* [SHORT PROBLEM]
The records that follow are to be repeated without alteration.

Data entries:
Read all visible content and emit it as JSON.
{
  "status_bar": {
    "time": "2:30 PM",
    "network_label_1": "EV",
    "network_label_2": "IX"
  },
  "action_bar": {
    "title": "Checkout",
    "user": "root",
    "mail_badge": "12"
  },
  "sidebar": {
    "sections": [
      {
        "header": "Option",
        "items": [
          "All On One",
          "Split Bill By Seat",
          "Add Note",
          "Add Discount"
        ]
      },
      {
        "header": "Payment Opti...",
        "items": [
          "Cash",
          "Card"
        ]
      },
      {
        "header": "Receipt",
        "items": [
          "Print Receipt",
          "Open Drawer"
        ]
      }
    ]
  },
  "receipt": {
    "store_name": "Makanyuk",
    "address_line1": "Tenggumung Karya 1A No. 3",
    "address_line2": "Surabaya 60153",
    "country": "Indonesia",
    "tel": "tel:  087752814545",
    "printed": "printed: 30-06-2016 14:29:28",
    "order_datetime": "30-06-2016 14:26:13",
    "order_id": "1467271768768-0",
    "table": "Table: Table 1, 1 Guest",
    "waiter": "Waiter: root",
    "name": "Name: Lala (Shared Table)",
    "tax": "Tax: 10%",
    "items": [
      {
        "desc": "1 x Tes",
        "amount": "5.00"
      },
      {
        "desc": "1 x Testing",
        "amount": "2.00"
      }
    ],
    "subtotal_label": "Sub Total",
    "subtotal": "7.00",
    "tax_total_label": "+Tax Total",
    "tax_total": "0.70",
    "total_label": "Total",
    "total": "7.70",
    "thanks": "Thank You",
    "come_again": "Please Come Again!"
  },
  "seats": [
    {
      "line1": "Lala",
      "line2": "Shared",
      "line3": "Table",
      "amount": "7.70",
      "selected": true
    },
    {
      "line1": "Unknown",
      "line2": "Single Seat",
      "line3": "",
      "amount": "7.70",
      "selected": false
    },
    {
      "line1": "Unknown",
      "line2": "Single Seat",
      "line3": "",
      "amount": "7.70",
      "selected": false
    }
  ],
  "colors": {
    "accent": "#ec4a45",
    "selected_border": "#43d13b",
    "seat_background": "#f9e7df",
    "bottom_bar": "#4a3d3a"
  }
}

* [EXPECTED ANSWER]
Read all visible content and emit it as JSON.
{
  "status_bar": {
    "time": "2:30 PM",
    "network_label_1": "EV",
    "network_label_2": "IX"
  },
  "action_bar": {
    "title": "Checkout",
    "user": "root",
    "mail_badge": "12"
  },
  "sidebar": {
    "sections": [
      {
        "header": "Option",
        "items": [
          "All On One",
          "Split Bill By Seat",
          "Add Note",
          "Add Discount"
        ]
      },
      {
        "header": "Payment Opti...",
        "items": [
          "Cash",
          "Card"
        ]
      },
      {
        "header": "Receipt",
        "items": [
          "Print Receipt",
          "Open Drawer"
        ]
      }
    ]
  },
  "receipt": {
    "store_name": "Makanyuk",
    "address_line1": "Tenggumung Karya 1A No. 3",
    "address_line2": "Surabaya 60153",
    "country": "Indonesia",
    "tel": "tel:  087752814545",
    "printed": "printed: 30-06-2016 14:29:28",
    "order_datetime": "30-06-2016 14:26:13",
    "order_id": "1467271768768-0",
    "table": "Table: Table 1, 1 Guest",
    "waiter": "Waiter: root",
    "name": "Name: Lala (Shared Table)",
    "tax": "Tax: 10%",
    "items": [
      {
        "desc": "1 x Tes",
        "amount": "5.00"
      },
      {
        "desc": "1 x Testing",
        "amount": "2.00"
      }
    ],
    "subtotal_label": "Sub Total",
    "subtotal": "7.00",
    "tax_total_label": "+Tax Total",
    "tax_total": "0.70",
    "total_label": "Total",
    "total": "7.70",
    "thanks": "Thank You",
    "come_again": "Please Come Again!"
  },
  "seats": [
    {
      "line1": "Lala",
      "line2": "Shared",
      "line3": "Table",
      "amount": "7.70",
      "selected": true
    },
    {
      "line1": "Unknown",
      "line2": "Single Seat",
      "line3": "",
      "amount": "7.70",
      "selected": false
    },
    {
      "line1": "Unknown",
      "line2": "Single Seat",
      "line3": "",
      "amount": "7.70",
      "selected": false
    }
  ],
  "colors": {
    "accent": "#ec4a45",
    "selected_border": "#43d13b",
    "seat_background": "#f9e7df",
    "bottom_bar": "#4a3d3a"
  }
}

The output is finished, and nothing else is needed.